Challenge => Write out the records below word for word, please.

Information supplied =>
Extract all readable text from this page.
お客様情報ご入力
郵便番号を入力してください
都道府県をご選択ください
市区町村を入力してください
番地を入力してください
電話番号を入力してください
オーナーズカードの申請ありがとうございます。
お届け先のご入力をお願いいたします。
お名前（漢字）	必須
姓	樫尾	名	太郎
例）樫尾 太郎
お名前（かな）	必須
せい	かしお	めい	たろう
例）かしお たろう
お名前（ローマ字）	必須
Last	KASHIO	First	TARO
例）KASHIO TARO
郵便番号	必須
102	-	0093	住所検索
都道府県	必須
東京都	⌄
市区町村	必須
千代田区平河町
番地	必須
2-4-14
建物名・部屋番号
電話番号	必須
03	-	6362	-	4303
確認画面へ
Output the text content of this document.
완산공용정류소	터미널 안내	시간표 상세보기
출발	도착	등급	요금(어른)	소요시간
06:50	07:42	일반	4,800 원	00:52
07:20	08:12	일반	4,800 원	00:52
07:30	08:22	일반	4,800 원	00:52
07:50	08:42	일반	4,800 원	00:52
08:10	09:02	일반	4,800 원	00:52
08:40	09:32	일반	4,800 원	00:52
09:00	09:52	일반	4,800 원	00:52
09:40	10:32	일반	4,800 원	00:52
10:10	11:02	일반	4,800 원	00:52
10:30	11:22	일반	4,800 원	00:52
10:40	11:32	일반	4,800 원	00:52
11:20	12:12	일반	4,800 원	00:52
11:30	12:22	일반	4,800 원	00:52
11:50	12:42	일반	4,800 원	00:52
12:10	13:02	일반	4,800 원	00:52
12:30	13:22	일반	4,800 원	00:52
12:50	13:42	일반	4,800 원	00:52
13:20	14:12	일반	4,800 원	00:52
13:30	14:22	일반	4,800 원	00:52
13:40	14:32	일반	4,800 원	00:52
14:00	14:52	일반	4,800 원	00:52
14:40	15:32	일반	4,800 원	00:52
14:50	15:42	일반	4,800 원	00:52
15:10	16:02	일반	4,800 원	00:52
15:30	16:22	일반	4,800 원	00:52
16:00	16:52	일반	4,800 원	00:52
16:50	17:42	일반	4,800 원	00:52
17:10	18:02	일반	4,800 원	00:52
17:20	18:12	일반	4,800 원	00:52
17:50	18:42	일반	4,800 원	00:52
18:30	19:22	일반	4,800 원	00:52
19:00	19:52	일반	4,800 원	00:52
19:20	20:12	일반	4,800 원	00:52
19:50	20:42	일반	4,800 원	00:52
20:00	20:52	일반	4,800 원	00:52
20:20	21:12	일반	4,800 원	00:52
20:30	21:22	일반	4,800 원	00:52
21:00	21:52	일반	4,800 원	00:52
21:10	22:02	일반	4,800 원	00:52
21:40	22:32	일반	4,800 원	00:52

Complete answer =>
Extract all readable text from this page.
お客様情報ご入力
郵便番号を入力してください
都道府県をご選択ください
市区町村を入力してください
番地を入力してください
電話番号を入力してください
オーナーズカードの申請ありがとうございます。
お届け先のご入力をお願いいたします。
お名前（漢字）	必須
姓	樫尾	名	太郎
例）樫尾 太郎
お名前（かな）	必須
せい	かしお	めい	たろう
例）かしお たろう
お名前（ローマ字）	必須
Last	KASHIO	First	TARO
例）KASHIO TARO
郵便番号	必須
102	-	0093	住所検索
都道府県	必須
東京都	⌄
市区町村	必須
千代田区平河町
番地	必須
2-4-14
建物名・部屋番号
電話番号	必須
03	-	6362	-	4303
確認画面へ
Output the text content of this document.
완산공용정류소	터미널 안내	시간표 상세보기
출발	도착	등급	요금(어른)	소요시간
06:50	07:42	일반	4,800 원	00:52
07:20	08:12	일반	4,800 원	00:52
07:30	08:22	일반	4,800 원	00:52
07:50	08:42	일반	4,800 원	00:52
08:10	09:02	일반	4,800 원	00:52
08:40	09:32	일반	4,800 원	00:52
09:00	09:52	일반	4,800 원	00:52
09:40	10:32	일반	4,800 원	00:52
10:10	11:02	일반	4,800 원	00:52
10:30	11:22	일반	4,800 원	00:52
10:40	11:32	일반	4,800 원	00:52
11:20	12:12	일반	4,800 원	00:52
11:30	12:22	일반	4,800 원	00:52
11:50	12:42	일반	4,800 원	00:52
12:10	13:02	일반	4,800 원	00:52
12:30	13:22	일반	4,800 원	00:52
12:50	13:42	일반	4,800 원	00:52
13:20	14:12	일반	4,800 원	00:52
13:30	14:22	일반	4,800 원	00:52
13:40	14:32	일반	4,800 원	00:52
14:00	14:52	일반	4,800 원	00:52
14:40	15:32	일반	4,800 원	00:52
14:50	15:42	일반	4,800 원	00:52
15:10	16:02	일반	4,800 원	00:52
15:30	16:22	일반	4,800 원	00:52
16:00	16:52	일반	4,800 원	00:52
16:50	17:42	일반	4,800 원	00:52
17:10	18:02	일반	4,800 원	00:52
17:20	18:12	일반	4,800 원	00:52
17:50	18:42	일반	4,800 원	00:52
18:30	19:22	일반	4,800 원	00:52
19:00	19:52	일반	4,800 원	00:52
19:20	20:12	일반	4,800 원	00:52
19:50	20:42	일반	4,800 원	00:52
20:00	20:52	일반	4,800 원	00:52
20:20	21:12	일반	4,800 원	00:52
20:30	21:22	일반	4,800 원	00:52
21:00	21:52	일반	4,800 원	00:52
21:10	22:02	일반	4,800 원	00:52
21:40	22:32	일반	4,800 원	00:52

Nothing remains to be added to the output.